→ EXERCISE INSTRUCTIONS: Rewrite the records below, changing every "bullet-icon" to "list-marker" and leaving everything else the same. Omit the pictures from your answer.

#### THE DATA ####

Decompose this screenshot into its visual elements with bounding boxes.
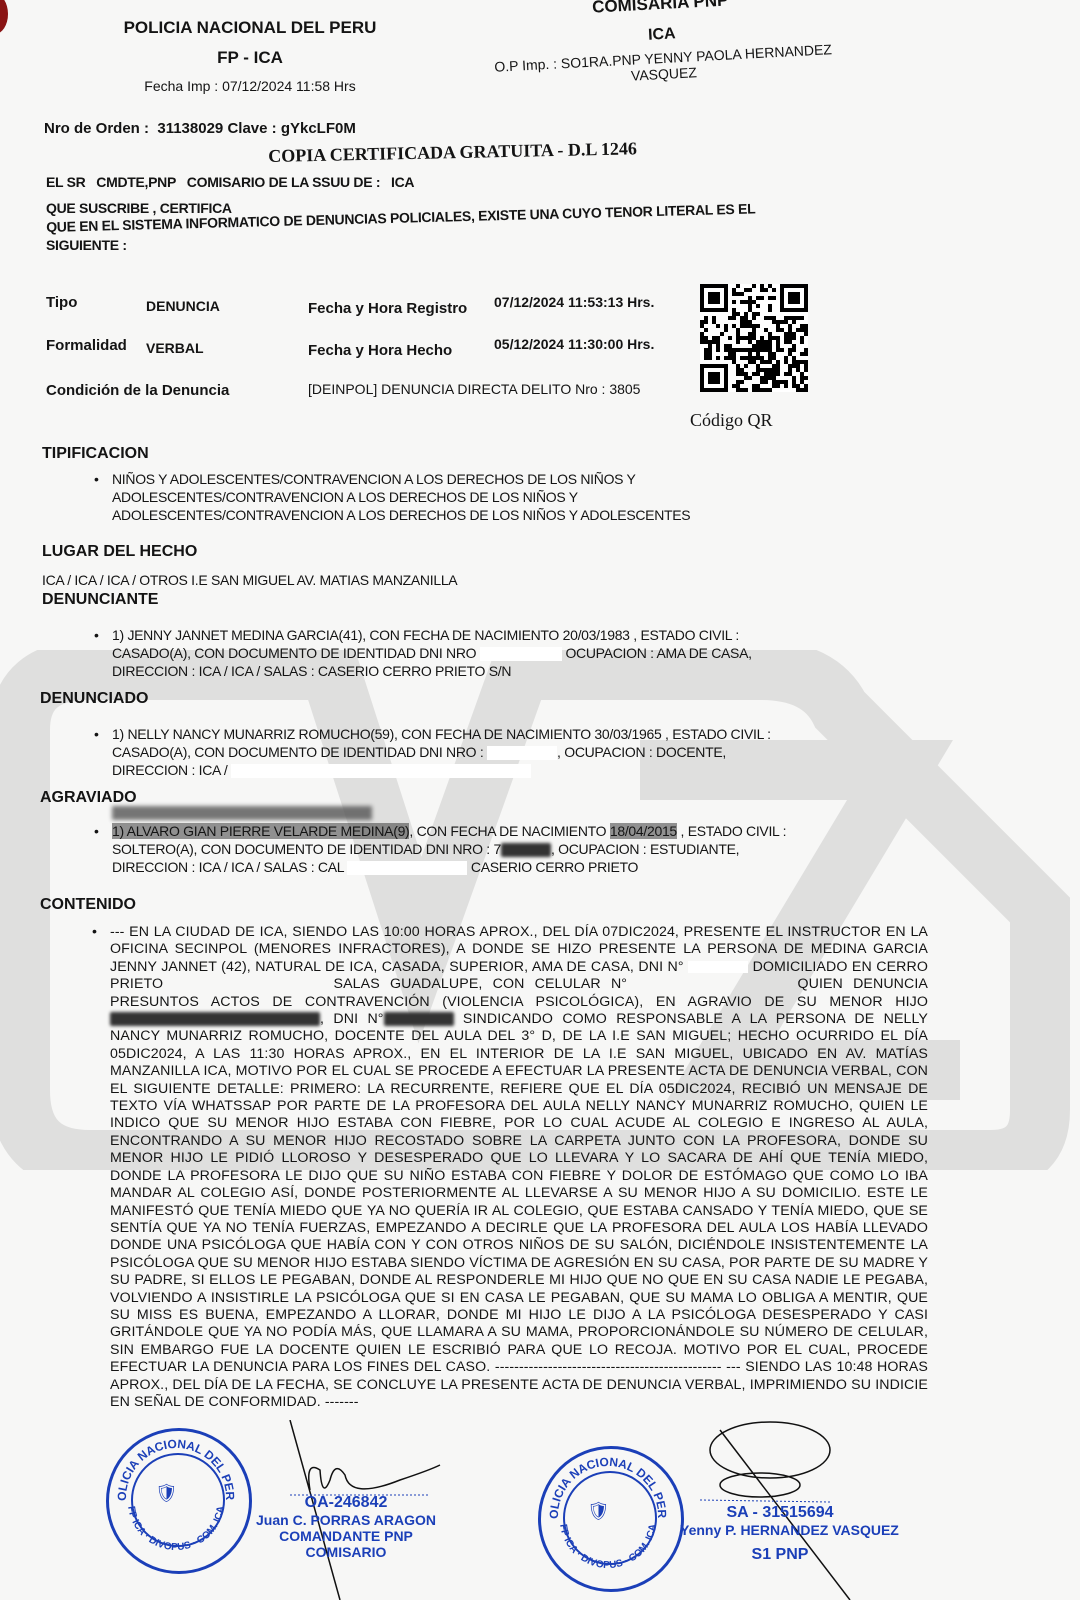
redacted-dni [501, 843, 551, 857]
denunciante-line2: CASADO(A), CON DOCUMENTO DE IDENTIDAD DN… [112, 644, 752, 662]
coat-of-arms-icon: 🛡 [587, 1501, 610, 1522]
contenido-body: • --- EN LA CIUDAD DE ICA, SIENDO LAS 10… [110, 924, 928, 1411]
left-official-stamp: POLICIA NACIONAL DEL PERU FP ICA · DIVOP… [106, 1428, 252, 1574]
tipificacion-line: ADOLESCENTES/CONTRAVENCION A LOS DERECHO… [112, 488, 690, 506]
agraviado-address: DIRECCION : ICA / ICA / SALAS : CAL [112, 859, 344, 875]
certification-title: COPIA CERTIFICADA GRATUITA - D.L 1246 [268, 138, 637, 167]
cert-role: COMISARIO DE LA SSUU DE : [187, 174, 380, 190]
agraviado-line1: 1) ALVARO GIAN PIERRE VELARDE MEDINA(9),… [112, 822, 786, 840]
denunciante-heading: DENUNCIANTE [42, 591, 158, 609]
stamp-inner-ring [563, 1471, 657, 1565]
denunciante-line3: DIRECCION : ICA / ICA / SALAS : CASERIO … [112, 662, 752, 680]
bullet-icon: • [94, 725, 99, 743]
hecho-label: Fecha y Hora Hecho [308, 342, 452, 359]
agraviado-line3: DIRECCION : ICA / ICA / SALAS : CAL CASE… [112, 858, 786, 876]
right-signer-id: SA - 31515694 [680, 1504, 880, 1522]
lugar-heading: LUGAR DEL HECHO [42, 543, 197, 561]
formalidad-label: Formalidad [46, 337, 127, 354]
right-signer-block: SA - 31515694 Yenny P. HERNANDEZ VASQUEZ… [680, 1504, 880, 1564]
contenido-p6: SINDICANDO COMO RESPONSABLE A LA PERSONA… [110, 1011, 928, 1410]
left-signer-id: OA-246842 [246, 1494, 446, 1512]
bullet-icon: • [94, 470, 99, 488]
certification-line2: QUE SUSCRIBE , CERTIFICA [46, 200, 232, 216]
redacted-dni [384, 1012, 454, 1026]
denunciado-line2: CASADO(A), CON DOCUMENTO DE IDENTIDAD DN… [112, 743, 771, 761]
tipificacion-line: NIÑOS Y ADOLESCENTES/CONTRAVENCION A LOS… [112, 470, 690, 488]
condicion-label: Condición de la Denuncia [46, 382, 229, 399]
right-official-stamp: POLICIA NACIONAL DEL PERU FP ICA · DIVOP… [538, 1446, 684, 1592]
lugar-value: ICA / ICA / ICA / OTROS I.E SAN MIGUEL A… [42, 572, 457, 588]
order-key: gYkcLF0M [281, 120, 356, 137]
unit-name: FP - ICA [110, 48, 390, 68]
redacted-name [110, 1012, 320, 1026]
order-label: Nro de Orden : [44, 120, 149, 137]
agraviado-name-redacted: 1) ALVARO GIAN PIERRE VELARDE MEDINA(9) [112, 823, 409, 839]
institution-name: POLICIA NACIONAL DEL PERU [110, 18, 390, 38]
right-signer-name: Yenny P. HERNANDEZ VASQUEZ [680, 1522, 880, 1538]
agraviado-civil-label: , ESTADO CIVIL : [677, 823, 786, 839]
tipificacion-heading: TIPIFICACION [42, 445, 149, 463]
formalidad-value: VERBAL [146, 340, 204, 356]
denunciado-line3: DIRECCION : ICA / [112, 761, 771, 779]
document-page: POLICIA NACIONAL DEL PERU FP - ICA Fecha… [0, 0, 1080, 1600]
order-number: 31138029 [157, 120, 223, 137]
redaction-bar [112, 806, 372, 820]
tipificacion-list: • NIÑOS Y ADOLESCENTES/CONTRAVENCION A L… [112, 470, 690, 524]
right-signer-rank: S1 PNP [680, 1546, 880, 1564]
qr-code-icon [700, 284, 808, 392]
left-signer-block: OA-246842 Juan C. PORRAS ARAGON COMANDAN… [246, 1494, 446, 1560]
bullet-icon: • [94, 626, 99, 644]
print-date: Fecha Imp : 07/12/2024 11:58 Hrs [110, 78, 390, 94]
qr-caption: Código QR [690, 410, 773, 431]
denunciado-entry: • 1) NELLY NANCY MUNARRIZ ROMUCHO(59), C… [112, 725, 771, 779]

####

→ ANSWER FOR THIS EXERCISE:
Decompose this screenshot into its visual elements with bounding boxes.
redacted-dni [501, 843, 551, 857]
denunciante-line2: CASADO(A), CON DOCUMENTO DE IDENTIDAD DN… [112, 644, 752, 662]
coat-of-arms-icon: 🛡 [587, 1501, 610, 1522]
contenido-body: • --- EN LA CIUDAD DE ICA, SIENDO LAS 10… [110, 924, 928, 1411]
left-official-stamp: POLICIA NACIONAL DEL PERU FP ICA · DIVOP… [106, 1428, 252, 1574]
tipificacion-line: ADOLESCENTES/CONTRAVENCION A LOS DERECHO… [112, 488, 690, 506]
agraviado-address: DIRECCION : ICA / ICA / SALAS : CAL [112, 859, 344, 875]
certification-title: COPIA CERTIFICADA GRATUITA - D.L 1246 [268, 138, 637, 167]
cert-role: COMISARIO DE LA SSUU DE : [187, 174, 380, 190]
agraviado-line1: 1) ALVARO GIAN PIERRE VELARDE MEDINA(9),… [112, 822, 786, 840]
denunciante-heading: DENUNCIANTE [42, 591, 158, 609]
stamp-inner-ring [563, 1471, 657, 1565]
denunciante-line3: DIRECCION : ICA / ICA / SALAS : CASERIO … [112, 662, 752, 680]
list-marker: • [94, 725, 99, 743]
hecho-label: Fecha y Hora Hecho [308, 342, 452, 359]
agraviado-line3: DIRECCION : ICA / ICA / SALAS : CAL CASE… [112, 858, 786, 876]
right-signer-id: SA - 31515694 [680, 1504, 880, 1522]
lugar-heading: LUGAR DEL HECHO [42, 543, 197, 561]
formalidad-label: Formalidad [46, 337, 127, 354]
right-signer-block: SA - 31515694 Yenny P. HERNANDEZ VASQUEZ… [680, 1504, 880, 1564]
contenido-p6: SINDICANDO COMO RESPONSABLE A LA PERSONA… [110, 1011, 928, 1410]
left-signer-id: OA-246842 [246, 1494, 446, 1512]
list-marker: • [94, 470, 99, 488]
certification-line2: QUE SUSCRIBE , CERTIFICA [46, 200, 232, 216]
redacted-dni [384, 1012, 454, 1026]
denunciado-line2: CASADO(A), CON DOCUMENTO DE IDENTIDAD DN… [112, 743, 771, 761]
tipificacion-line: NIÑOS Y ADOLESCENTES/CONTRAVENCION A LOS… [112, 470, 690, 488]
condicion-label: Condición de la Denuncia [46, 382, 229, 399]
right-official-stamp: POLICIA NACIONAL DEL PERU FP ICA · DIVOP… [538, 1446, 684, 1592]
lugar-value: ICA / ICA / ICA / OTROS I.E SAN MIGUEL A… [42, 572, 457, 588]
order-key: gYkcLF0M [281, 120, 356, 137]
unit-name: FP - ICA [110, 48, 390, 68]
redacted-name [110, 1012, 320, 1026]
order-label: Nro de Orden : [44, 120, 149, 137]
agraviado-name-redacted: 1) ALVARO GIAN PIERRE VELARDE MEDINA(9) [112, 823, 409, 839]
institution-name: POLICIA NACIONAL DEL PERU [110, 18, 390, 38]
right-signer-name: Yenny P. HERNANDEZ VASQUEZ [680, 1522, 880, 1538]
agraviado-civil-label: , ESTADO CIVIL : [677, 823, 786, 839]
tipificacion-heading: TIPIFICACION [42, 445, 149, 463]
formalidad-value: VERBAL [146, 340, 204, 356]
denunciado-line3: DIRECCION : ICA / [112, 761, 771, 779]
document-page: POLICIA NACIONAL DEL PERU FP - ICA Fecha… [0, 0, 1080, 1600]
order-number: 31138029 [157, 120, 223, 137]
redaction-bar [112, 806, 372, 820]
tipificacion-list: • NIÑOS Y ADOLESCENTES/CONTRAVENCION A L… [112, 470, 690, 524]
right-signer-rank: S1 PNP [680, 1546, 880, 1564]
qr-code-icon [700, 284, 808, 392]
left-signer-block: OA-246842 Juan C. PORRAS ARAGON COMANDAN… [246, 1494, 446, 1560]
list-marker: • [94, 626, 99, 644]
print-date: Fecha Imp : 07/12/2024 11:58 Hrs [110, 78, 390, 94]
qr-caption: Código QR [690, 410, 773, 431]
denunciado-entry: • 1) NELLY NANCY MUNARRIZ ROMUCHO(59), C… [112, 725, 771, 779]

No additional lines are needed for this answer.